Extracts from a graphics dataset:
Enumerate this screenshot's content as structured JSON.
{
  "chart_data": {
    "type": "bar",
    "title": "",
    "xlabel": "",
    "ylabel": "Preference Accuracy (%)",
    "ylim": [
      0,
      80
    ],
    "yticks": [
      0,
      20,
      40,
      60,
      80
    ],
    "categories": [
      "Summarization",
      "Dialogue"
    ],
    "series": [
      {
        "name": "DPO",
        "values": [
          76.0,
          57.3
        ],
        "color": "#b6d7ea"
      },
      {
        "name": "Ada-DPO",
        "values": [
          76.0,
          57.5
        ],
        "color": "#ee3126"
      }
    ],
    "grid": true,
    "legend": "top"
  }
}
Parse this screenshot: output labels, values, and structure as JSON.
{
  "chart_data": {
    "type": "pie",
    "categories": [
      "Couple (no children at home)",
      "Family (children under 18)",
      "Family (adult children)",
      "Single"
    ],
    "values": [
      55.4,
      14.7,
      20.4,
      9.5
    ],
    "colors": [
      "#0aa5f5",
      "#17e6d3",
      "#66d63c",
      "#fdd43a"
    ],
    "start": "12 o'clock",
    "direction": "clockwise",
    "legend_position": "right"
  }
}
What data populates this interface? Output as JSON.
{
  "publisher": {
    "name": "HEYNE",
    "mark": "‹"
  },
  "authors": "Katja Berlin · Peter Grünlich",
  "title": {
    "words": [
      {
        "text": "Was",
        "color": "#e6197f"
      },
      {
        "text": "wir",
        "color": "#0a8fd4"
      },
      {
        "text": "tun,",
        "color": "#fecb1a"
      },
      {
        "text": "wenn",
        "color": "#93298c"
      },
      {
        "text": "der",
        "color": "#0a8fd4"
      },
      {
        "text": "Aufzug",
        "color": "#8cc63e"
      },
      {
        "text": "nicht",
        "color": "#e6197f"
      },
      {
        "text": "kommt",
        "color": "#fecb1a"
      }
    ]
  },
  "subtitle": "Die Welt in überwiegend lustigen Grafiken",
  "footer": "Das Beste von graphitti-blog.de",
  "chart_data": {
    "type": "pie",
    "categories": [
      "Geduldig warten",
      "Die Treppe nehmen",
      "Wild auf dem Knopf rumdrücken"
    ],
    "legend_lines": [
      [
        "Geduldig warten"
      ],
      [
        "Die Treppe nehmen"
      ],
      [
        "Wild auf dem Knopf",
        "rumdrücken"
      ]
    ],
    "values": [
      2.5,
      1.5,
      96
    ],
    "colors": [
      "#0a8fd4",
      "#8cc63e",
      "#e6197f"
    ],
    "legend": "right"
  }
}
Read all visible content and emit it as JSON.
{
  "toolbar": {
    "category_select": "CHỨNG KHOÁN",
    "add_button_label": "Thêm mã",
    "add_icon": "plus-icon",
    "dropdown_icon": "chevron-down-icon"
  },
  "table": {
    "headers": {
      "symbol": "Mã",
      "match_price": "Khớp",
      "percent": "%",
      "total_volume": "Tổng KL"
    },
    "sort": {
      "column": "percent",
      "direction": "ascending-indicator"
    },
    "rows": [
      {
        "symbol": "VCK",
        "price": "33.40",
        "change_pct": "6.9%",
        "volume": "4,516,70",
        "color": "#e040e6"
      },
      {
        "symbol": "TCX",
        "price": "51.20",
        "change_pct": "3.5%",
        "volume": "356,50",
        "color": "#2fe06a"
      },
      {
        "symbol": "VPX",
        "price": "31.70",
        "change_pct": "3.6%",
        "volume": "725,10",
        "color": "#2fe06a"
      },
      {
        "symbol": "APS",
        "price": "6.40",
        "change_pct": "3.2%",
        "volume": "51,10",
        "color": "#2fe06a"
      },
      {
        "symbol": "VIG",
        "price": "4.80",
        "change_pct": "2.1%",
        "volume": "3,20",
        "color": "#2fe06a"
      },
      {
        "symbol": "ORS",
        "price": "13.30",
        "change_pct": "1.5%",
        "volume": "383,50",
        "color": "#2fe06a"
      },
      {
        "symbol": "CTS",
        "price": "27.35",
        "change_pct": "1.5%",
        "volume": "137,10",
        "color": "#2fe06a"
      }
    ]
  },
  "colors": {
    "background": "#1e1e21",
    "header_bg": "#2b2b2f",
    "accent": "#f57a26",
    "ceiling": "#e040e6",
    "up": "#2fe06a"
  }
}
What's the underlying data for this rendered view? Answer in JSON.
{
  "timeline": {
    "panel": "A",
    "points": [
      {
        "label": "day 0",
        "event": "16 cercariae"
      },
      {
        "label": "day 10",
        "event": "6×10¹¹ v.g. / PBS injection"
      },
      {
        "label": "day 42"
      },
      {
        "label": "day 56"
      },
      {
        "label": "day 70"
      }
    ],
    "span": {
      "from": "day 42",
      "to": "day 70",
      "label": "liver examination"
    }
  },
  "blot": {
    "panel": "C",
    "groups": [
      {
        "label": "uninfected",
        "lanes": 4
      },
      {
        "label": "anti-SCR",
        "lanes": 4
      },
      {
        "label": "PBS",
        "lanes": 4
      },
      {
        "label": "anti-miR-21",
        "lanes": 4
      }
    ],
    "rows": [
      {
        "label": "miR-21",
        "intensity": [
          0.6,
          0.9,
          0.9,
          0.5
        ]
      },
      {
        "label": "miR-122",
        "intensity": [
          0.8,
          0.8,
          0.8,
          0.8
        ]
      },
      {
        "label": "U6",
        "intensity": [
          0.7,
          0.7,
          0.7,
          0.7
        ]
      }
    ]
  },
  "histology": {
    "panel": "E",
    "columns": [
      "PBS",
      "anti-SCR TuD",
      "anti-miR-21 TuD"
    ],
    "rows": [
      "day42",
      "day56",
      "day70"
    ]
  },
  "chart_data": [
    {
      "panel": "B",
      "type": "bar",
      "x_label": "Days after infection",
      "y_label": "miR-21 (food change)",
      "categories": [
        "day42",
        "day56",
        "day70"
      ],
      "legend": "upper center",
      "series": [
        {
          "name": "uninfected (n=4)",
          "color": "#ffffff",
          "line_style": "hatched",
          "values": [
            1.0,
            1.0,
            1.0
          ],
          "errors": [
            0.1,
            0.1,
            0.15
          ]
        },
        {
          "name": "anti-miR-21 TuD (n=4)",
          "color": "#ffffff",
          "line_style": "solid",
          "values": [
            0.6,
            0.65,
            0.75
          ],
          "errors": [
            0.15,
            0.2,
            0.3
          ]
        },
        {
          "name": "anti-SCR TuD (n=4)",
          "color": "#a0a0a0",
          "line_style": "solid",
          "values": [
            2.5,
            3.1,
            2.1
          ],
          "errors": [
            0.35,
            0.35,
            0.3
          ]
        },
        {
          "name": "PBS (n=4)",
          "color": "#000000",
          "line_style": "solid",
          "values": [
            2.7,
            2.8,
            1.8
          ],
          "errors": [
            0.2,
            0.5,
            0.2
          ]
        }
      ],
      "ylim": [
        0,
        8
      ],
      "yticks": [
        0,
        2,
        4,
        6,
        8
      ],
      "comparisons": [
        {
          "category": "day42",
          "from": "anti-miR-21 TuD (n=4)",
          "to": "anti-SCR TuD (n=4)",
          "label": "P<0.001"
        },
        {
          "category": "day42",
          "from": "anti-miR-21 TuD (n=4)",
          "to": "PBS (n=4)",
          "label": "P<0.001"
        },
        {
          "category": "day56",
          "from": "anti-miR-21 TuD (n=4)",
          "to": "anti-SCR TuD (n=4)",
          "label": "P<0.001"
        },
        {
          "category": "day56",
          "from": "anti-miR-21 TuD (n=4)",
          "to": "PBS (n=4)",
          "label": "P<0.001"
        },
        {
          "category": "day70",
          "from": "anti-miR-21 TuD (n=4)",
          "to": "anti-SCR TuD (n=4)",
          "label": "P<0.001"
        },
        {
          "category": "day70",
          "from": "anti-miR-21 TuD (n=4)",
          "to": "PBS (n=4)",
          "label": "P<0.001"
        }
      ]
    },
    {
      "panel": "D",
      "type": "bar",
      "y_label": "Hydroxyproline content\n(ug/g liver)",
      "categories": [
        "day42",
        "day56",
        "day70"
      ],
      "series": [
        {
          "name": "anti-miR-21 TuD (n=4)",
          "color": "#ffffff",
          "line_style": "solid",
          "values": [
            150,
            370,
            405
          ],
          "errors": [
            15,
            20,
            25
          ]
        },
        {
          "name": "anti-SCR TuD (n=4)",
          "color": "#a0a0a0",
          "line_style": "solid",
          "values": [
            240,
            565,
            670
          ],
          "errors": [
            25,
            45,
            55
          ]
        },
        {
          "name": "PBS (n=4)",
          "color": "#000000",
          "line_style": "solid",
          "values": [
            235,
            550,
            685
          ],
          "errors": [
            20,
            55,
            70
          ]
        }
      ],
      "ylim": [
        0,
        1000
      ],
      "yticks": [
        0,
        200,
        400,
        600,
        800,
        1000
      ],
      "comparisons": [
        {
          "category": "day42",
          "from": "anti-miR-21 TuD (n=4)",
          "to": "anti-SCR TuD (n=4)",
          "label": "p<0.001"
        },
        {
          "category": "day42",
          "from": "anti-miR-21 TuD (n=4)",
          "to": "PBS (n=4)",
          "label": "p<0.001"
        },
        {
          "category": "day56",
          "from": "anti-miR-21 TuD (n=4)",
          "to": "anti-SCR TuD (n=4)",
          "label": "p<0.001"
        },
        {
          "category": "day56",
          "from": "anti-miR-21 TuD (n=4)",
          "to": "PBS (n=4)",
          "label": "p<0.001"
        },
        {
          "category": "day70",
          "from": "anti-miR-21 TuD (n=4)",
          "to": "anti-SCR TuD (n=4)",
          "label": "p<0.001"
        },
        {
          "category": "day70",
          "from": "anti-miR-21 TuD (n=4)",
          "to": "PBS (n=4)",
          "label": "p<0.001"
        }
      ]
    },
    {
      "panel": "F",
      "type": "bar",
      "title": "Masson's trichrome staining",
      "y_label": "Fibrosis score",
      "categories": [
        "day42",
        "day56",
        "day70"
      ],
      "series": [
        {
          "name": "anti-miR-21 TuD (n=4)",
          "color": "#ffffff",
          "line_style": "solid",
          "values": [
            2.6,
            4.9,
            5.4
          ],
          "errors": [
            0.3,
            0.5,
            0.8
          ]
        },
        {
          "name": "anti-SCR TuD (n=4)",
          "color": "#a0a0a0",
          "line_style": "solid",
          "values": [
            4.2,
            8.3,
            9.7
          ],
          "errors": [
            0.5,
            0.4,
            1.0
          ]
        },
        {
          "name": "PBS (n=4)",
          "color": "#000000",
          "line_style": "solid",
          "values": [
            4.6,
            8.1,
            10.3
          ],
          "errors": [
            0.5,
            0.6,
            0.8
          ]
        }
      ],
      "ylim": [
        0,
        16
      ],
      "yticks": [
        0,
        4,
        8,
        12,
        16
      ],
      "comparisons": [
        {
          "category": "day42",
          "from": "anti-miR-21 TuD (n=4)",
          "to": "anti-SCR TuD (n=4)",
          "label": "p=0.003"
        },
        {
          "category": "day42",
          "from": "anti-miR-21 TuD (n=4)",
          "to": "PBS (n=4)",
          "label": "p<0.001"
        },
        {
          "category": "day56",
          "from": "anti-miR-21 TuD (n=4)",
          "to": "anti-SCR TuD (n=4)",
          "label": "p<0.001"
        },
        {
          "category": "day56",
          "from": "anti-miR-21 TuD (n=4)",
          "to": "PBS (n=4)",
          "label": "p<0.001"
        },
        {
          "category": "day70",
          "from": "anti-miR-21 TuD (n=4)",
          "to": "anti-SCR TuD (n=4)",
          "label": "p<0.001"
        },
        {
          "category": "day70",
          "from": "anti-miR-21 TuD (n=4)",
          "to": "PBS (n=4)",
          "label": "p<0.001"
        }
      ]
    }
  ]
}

Task details: In the material above, show every line where the word "screenshot" turns up.

Output of the exercise:
Enumerate this screenshot's content as structured JSON.
Parse this screenshot: output labels, values, and structure as JSON.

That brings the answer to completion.